→ **Problems**
[a] According to the Amazon Titan embeddings text, what is the maximum input image size for the Titan Multimodal Embeddings model G1?
[b] Reproduce the part of the Amazon Titan embeddings text that opens with the words containing "Titan Text Embeddings V1" and closes with "the response time.".

Amazon Titan Multimodal Embeddings model G1
Model ID –
amazon.titan-embed-image-v1
Max input text tokens – 256
Languages – English
Max input image size – 25 MB
Output vector size – 1,024 (default), 384, 256
Inference types – On-Demand, Provisioned Throughput
Supported use cases – Search, recommendation, and personalization.
Titan Text Embeddings V1 takes as input a non-empty string with up to 8,192 tokens and returns a 1,024 dimensional embedding. The characters to token ratio in English is 4.7 char/token, on average. Note on RAG uses cases: While Titan Text Embeddings V2 is able to accommodate up to 8,192 tokens, we recommend to segment documents into logical segments (such as paragraphs or sections).
Embedding length
Setting a custom embedding length is optional. The embedding default length is 1024 characters which will work for most use cases. The embedding length can be set to 256, 384, or 1024 characters. Larger embedding sizes create more detailed responses, but will also increase the computational time. Shorter embedding lengths are less detailed but will improve the response time.

→ **Information provided**
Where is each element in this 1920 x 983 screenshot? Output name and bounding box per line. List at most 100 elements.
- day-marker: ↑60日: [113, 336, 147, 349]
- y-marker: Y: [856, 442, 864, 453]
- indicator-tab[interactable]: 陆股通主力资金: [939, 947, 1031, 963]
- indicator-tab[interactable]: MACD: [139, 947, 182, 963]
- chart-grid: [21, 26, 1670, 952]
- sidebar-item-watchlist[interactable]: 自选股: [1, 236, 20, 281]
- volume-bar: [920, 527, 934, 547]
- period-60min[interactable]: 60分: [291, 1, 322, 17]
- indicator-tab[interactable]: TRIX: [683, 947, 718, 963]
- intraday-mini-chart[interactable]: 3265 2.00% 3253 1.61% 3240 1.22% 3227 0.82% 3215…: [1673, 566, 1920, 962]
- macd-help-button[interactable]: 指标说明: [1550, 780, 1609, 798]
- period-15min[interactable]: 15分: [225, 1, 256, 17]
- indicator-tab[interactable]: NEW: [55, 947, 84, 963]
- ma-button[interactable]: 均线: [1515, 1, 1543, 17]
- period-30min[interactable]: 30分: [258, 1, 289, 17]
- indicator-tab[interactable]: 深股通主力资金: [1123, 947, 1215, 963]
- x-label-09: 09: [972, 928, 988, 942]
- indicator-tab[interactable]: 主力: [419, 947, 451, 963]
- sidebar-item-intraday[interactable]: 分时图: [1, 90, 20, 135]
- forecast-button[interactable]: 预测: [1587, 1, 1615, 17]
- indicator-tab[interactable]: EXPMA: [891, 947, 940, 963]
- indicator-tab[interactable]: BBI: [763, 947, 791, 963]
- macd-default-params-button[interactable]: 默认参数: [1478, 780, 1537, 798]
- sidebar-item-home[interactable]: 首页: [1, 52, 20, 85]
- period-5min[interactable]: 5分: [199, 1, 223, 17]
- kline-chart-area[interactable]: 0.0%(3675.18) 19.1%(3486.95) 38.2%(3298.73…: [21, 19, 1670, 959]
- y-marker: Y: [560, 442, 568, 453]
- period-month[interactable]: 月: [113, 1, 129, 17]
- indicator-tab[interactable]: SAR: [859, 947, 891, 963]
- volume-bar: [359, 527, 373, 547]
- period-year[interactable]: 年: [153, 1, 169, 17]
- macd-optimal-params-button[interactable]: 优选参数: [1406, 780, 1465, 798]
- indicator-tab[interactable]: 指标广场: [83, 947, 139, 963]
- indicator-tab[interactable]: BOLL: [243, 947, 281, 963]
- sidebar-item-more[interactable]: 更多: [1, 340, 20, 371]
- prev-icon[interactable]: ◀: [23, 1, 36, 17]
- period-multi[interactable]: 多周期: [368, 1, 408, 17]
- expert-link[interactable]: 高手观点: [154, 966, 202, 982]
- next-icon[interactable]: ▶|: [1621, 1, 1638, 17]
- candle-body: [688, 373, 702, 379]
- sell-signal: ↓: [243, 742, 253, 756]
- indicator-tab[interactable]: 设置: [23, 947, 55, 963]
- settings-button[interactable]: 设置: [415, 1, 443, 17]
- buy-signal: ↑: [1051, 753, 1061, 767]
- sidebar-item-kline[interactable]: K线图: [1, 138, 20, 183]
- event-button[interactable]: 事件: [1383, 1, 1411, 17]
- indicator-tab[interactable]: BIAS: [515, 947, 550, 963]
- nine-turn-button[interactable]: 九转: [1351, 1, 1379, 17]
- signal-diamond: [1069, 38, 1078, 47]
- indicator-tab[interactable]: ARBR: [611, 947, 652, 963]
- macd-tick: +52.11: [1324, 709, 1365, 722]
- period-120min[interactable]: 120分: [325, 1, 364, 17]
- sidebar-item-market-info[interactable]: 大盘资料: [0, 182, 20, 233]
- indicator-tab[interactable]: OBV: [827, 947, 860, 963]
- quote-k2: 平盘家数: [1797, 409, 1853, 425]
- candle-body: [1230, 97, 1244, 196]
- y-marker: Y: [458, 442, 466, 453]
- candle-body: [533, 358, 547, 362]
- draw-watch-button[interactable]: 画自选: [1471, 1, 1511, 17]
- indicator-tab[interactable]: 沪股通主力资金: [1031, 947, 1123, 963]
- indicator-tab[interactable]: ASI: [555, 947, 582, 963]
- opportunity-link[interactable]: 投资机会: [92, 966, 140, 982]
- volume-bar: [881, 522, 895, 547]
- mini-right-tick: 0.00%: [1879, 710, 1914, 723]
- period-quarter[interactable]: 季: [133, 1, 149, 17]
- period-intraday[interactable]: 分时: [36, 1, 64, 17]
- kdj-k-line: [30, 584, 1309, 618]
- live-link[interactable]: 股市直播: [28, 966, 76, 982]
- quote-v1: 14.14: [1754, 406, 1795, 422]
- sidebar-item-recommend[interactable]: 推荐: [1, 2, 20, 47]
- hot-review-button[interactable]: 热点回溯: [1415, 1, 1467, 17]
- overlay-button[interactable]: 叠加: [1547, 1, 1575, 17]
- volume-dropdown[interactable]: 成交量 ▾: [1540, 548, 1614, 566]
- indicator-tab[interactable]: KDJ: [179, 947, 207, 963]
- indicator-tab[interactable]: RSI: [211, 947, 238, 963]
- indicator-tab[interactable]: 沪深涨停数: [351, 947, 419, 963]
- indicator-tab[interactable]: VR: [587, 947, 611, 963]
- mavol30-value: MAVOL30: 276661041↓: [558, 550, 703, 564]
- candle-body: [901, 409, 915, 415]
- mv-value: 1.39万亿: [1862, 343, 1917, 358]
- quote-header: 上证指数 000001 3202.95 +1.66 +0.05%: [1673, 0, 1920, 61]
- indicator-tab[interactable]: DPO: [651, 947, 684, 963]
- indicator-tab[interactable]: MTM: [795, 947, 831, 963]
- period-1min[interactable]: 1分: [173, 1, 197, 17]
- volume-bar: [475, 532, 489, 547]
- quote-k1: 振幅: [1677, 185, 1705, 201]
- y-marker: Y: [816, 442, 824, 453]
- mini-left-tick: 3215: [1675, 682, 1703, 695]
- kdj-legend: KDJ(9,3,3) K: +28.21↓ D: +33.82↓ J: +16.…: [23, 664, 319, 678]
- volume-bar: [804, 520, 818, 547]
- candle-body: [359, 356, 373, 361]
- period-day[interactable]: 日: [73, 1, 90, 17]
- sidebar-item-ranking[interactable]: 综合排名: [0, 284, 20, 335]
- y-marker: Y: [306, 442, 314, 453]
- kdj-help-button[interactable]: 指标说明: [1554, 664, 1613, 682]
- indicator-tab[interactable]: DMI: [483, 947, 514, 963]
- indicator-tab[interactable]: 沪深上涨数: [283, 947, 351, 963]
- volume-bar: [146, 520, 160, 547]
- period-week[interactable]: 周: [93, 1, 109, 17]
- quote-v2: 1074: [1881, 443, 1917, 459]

→ **Solutions per task**
[a] 25 MB

[b]
Titan Text Embeddings V1 takes as input a non-empty string with up to 8,192 tokens and returns a 1,024 dimensional embedding. The characters to token ratio in English is 4.7 char/token, on average. Note on RAG uses cases: While Titan Text Embeddings V2 is able to accommodate up to 8,192 tokens, we recommend to segment documents into logical segments (such as paragraphs or sections).
Embedding length
Setting a custom embedding length is optional. The embedding default length is 1024 characters which will work for most use cases. The embedding length can be set to 256, 384, or 1024 characters. Larger embedding sizes create more detailed responses, but will also increase the computational time. Shorter embedding lengths are less detailed but will improve the response time.